▶ **THE TASK**
Repeat the listing exactly as given, omitting every image.

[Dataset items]
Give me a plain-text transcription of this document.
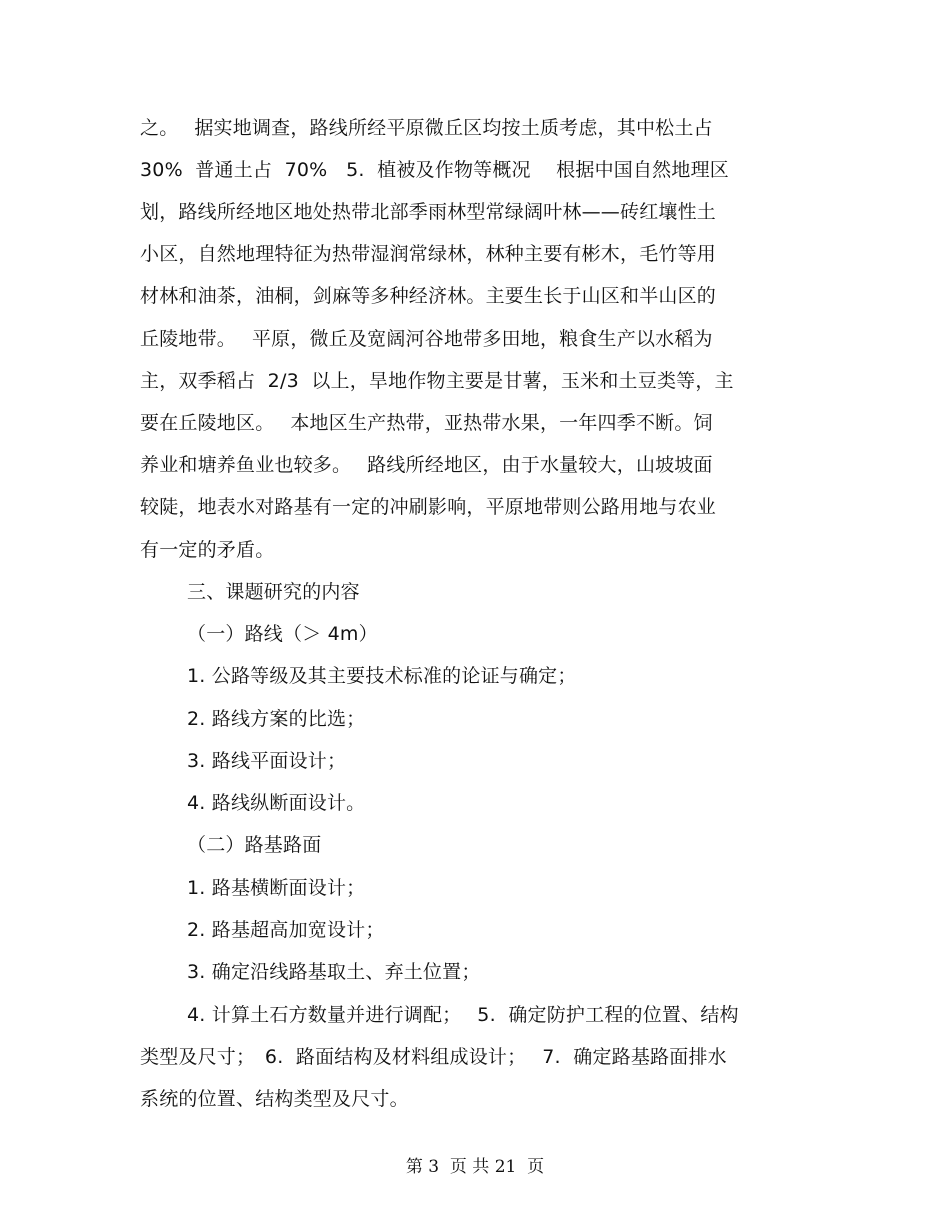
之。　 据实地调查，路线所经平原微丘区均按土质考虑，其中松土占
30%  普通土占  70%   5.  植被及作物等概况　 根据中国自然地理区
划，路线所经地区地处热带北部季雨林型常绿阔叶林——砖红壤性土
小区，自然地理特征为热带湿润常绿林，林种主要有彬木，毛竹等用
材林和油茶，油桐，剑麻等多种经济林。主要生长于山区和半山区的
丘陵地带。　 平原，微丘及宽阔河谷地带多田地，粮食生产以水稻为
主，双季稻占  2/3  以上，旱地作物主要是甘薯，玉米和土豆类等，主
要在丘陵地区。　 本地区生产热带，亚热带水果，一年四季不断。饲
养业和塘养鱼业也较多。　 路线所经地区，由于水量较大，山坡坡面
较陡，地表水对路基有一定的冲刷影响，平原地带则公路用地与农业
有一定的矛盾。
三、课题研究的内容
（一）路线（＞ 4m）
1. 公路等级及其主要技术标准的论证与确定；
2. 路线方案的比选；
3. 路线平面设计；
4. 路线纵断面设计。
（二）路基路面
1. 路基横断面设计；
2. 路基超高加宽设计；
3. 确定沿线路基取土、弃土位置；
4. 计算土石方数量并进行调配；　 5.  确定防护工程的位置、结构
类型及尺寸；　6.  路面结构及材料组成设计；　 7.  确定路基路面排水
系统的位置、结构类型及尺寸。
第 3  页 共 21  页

▶ **THE ANSWER**
Give me a plain-text transcription of this document.
之。　 据实地调查，路线所经平原微丘区均按土质考虑，其中松土占
30%  普通土占  70%   5.  植被及作物等概况　 根据中国自然地理区
划，路线所经地区地处热带北部季雨林型常绿阔叶林——砖红壤性土
小区，自然地理特征为热带湿润常绿林，林种主要有彬木，毛竹等用
材林和油茶，油桐，剑麻等多种经济林。主要生长于山区和半山区的
丘陵地带。　 平原，微丘及宽阔河谷地带多田地，粮食生产以水稻为
主，双季稻占  2/3  以上，旱地作物主要是甘薯，玉米和土豆类等，主
要在丘陵地区。　 本地区生产热带，亚热带水果，一年四季不断。饲
养业和塘养鱼业也较多。　 路线所经地区，由于水量较大，山坡坡面
较陡，地表水对路基有一定的冲刷影响，平原地带则公路用地与农业
有一定的矛盾。
三、课题研究的内容
（一）路线（＞ 4m）
1. 公路等级及其主要技术标准的论证与确定；
2. 路线方案的比选；
3. 路线平面设计；
4. 路线纵断面设计。
（二）路基路面
1. 路基横断面设计；
2. 路基超高加宽设计；
3. 确定沿线路基取土、弃土位置；
4. 计算土石方数量并进行调配；　 5.  确定防护工程的位置、结构
类型及尺寸；　6.  路面结构及材料组成设计；　 7.  确定路基路面排水
系统的位置、结构类型及尺寸。
第 3  页 共 21  页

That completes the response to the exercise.